*提示本文*.

________________________________________

選挙とエネルギー漁りに忙しい欧米を尻目に、エネルギー資源豊かなアルジェリアは本気でウクライナ停戦に向け稼働を始めた。戦争両当事国にラマムラ外務大臣を派遣し、4月11日にはマリオ・ドラギ・イタリア首相をアルジェリアの首都アルジェに迎え、翌12日にアルジェリア天然ガスの輸出先を、西サハラを裏切ったスペインからイタリアに切り替えた。これでアルジェリア産天然ガスは、イタリア経由でEU圏に流れていく、、13日に、仏大統領選でエネルギー政策の失敗を突かれているマクロンが、急遽、ジャン・イヴ・ル・ドリアン外務大臣をアルジェに送った。
4月11日、アルジェリアはウクライナ戦争のあおりを受け、食料難に陥っている西サハラ難民キャンプに、132トンの食料を4機の軍用機で送った。4月15日、エルサレムのアクサモスクで礼拝中のパレスチナ人を襲ったイスラエル兵を、ウクライナ人救済に没頭する国連安保理に訴えた。モロッコ占領地・西サハラで迫害されている西サハラ女性活動家たちの惨状を、国連安保理の<婦人、平和、安全>討議場に訴えた。

________________________________________

*指示*.
アルジェリア外交に関する本文を、一字も変えずに全文書き写してください。 行は本文とは別個の資料です。

________________________________________

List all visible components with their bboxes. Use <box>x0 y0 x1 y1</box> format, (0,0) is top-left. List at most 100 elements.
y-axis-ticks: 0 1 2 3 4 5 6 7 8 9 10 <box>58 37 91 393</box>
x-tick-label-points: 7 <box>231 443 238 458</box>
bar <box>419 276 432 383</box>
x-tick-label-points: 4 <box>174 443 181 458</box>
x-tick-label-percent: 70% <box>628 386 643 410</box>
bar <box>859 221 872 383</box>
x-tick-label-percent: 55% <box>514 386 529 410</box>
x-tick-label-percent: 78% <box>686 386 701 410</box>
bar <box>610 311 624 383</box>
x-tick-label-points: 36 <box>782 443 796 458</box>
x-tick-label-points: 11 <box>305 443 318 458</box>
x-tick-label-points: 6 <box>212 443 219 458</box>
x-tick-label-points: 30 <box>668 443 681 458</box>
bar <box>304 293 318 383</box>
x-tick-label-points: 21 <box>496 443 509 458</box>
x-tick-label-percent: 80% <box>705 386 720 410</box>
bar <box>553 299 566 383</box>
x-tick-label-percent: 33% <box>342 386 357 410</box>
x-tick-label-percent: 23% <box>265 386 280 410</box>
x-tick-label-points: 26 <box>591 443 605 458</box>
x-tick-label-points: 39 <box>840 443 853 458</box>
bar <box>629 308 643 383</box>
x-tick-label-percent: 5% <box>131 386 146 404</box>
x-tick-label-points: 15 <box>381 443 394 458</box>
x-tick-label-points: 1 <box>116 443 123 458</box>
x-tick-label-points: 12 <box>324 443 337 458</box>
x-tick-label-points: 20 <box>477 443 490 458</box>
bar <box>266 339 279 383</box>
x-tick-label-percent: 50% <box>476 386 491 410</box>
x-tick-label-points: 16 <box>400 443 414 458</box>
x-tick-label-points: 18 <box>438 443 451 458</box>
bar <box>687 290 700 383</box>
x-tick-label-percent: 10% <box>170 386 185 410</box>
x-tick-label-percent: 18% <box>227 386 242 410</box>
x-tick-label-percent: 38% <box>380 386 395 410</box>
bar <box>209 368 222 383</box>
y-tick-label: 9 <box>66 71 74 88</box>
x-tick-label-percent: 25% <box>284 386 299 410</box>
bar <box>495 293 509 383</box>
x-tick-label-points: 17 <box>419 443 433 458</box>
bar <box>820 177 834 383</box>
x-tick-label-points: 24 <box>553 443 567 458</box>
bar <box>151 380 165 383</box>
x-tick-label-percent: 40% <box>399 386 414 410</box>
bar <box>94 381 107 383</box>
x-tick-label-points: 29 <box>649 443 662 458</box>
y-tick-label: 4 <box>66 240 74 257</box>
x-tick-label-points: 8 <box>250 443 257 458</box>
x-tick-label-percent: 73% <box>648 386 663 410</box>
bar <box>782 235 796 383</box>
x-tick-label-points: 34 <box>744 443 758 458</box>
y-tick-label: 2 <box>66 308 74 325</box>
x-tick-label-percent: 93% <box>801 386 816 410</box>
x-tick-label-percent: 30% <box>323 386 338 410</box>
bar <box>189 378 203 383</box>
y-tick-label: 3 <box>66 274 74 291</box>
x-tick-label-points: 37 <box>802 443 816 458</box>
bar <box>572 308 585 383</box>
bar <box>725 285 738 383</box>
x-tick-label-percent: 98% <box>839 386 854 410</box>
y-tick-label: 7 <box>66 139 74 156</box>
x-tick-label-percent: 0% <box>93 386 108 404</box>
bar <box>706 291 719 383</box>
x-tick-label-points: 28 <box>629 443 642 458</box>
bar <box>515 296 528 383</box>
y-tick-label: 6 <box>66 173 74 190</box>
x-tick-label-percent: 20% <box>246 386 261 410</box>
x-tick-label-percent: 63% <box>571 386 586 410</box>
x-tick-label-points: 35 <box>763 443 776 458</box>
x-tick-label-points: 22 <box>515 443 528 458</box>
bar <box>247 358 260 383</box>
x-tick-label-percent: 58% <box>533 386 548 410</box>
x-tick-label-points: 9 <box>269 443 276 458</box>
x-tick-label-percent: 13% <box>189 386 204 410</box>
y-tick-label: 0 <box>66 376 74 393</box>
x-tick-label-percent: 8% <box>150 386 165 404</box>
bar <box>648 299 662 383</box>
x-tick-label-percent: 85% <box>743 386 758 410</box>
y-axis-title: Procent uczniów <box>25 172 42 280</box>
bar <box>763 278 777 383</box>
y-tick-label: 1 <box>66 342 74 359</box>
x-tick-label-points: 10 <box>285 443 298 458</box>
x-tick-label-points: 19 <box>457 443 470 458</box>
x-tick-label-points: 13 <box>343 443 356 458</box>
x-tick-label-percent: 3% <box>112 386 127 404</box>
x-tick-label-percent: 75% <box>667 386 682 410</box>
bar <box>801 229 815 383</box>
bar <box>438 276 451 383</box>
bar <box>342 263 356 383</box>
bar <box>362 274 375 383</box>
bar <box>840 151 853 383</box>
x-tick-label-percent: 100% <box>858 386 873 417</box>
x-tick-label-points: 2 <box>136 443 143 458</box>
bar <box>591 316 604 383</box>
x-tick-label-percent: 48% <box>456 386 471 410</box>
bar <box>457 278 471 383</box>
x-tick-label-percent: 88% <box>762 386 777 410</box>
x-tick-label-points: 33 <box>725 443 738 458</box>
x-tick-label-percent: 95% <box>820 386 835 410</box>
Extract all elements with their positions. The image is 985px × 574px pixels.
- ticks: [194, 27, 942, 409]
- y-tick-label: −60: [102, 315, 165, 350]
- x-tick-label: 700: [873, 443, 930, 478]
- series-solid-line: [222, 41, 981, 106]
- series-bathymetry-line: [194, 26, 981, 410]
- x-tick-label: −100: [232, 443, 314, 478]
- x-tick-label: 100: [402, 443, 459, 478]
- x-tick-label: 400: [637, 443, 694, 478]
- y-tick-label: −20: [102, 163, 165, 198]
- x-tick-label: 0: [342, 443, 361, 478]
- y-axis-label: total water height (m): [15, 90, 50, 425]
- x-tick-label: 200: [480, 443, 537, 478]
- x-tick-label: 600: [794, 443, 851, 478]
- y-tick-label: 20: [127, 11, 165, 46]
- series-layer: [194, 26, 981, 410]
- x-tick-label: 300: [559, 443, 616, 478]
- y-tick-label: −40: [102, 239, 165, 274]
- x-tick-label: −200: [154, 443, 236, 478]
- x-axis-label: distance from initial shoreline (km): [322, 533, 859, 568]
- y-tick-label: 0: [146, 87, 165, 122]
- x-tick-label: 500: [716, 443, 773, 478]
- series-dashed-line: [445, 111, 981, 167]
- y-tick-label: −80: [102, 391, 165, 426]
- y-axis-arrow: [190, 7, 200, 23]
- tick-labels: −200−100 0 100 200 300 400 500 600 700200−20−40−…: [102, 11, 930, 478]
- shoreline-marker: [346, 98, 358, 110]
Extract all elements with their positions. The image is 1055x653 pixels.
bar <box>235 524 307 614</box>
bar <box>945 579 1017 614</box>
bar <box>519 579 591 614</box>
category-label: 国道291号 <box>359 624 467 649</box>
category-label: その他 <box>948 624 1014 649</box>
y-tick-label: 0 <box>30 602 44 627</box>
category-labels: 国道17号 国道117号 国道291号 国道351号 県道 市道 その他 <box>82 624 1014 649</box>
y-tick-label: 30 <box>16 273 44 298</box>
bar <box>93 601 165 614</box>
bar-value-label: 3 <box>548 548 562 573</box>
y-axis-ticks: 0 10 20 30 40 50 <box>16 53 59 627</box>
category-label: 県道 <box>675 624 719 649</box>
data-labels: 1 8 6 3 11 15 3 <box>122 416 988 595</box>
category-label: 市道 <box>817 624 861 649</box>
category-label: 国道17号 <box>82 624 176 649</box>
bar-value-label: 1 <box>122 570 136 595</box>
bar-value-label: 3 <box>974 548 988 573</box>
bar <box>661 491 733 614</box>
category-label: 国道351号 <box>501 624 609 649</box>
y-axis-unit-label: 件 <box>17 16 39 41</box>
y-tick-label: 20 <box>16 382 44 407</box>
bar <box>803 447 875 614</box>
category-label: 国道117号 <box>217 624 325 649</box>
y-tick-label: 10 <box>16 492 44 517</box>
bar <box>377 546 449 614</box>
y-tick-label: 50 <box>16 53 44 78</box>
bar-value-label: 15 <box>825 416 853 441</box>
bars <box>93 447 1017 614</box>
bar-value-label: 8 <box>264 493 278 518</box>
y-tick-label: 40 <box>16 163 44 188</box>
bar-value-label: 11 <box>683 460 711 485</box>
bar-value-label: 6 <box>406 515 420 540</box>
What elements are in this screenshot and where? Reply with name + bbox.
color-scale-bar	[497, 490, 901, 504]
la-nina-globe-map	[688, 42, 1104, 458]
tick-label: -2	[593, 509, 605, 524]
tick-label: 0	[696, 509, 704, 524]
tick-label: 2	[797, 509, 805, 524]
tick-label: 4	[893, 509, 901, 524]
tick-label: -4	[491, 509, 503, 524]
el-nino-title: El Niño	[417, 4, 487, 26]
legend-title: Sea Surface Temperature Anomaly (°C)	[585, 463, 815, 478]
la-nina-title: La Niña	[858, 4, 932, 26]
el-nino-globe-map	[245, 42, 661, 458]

________________________________________

*解答*.
選挙とエネルギー漁りに忙しい欧米を尻目に、エネルギー資源豊かなアルジェリアは本気でウクライナ停戦に向け稼働を始めた。戦争両当事国にラマムラ外務大臣を派遣し、4月11日にはマリオ・ドラギ・イタリア首相をアルジェリアの首都アルジェに迎え、翌12日にアルジェリア天然ガスの輸出先を、西サハラを裏切ったスペインからイタリアに切り替えた。これでアルジェリア産天然ガスは、イタリア経由でEU圏に流れていく、、13日に、仏大統領選でエネルギー政策の失敗を突かれているマクロンが、急遽、ジャン・イヴ・ル・ドリアン外務大臣をアルジェに送った。
4月11日、アルジェリアはウクライナ戦争のあおりを受け、食料難に陥っている西サハラ難民キャンプに、132トンの食料を4機の軍用機で送った。4月15日、エルサレムのアクサモスクで礼拝中のパレスチナ人を襲ったイスラエル兵を、ウクライナ人救済に没頭する国連安保理に訴えた。モロッコ占領地・西サハラで迫害されている西サハラ女性活動家たちの惨状を、国連安保理の<婦人、平和、安全>討議場に訴えた。